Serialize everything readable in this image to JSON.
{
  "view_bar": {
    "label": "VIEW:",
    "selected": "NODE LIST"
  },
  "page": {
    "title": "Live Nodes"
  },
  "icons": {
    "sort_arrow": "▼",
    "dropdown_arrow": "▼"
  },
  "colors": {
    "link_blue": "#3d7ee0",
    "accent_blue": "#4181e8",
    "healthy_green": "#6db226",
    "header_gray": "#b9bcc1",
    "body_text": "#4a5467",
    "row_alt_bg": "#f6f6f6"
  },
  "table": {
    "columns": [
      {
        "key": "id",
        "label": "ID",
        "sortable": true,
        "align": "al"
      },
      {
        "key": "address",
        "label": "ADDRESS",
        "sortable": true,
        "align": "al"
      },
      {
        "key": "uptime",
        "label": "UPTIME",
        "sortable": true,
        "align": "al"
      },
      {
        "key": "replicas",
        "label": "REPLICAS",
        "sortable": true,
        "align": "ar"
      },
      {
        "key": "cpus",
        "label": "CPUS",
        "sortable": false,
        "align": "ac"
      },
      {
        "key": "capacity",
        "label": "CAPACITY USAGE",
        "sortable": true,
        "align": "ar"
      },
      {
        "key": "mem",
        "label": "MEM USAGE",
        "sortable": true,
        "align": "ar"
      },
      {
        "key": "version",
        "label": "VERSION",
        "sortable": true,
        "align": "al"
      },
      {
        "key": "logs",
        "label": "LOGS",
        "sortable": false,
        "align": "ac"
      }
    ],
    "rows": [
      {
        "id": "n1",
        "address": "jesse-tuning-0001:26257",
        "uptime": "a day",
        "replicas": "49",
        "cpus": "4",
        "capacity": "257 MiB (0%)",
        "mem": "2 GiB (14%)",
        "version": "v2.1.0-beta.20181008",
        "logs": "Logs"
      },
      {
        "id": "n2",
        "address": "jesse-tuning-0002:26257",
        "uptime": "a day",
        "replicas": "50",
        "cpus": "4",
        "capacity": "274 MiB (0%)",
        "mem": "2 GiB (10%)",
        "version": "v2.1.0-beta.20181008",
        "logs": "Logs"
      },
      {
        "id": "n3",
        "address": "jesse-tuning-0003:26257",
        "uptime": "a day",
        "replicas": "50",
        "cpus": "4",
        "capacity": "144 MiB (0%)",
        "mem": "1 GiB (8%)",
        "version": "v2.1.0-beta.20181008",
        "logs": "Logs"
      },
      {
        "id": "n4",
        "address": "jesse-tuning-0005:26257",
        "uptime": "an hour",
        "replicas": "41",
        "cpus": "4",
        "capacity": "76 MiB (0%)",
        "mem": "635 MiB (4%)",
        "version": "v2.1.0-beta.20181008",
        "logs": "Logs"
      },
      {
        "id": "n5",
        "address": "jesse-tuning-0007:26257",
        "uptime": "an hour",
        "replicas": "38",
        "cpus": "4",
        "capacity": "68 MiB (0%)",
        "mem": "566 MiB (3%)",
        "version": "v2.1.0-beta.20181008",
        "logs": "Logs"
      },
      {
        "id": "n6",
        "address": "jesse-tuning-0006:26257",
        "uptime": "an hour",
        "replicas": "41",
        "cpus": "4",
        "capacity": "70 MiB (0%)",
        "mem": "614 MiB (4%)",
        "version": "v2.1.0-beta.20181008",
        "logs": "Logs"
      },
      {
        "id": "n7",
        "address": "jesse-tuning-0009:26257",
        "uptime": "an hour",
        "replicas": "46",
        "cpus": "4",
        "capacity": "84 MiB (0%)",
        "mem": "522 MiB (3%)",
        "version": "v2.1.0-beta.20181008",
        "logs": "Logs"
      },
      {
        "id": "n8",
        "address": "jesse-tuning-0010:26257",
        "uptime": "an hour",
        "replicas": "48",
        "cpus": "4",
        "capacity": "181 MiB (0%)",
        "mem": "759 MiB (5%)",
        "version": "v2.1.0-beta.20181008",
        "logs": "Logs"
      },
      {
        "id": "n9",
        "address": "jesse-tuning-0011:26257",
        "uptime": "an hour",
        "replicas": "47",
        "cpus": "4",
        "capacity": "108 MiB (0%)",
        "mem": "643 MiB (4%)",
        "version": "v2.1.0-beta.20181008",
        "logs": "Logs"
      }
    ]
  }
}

::::

TO DO
Show all lines in the entries above where the word "jesse" appears.

ANSWER TO THIS EXERCISE
        "address": "jesse-tuning-0001:26257",
        "address": "jesse-tuning-0002:26257",
        "address": "jesse-tuning-0003:26257",
        "address": "jesse-tuning-0005:26257",
        "address": "jesse-tuning-0007:26257",
        "address": "jesse-tuning-0006:26257",
        "address": "jesse-tuning-0009:26257",
        "address": "jesse-tuning-0010:26257",
        "address": "jesse-tuning-0011:26257",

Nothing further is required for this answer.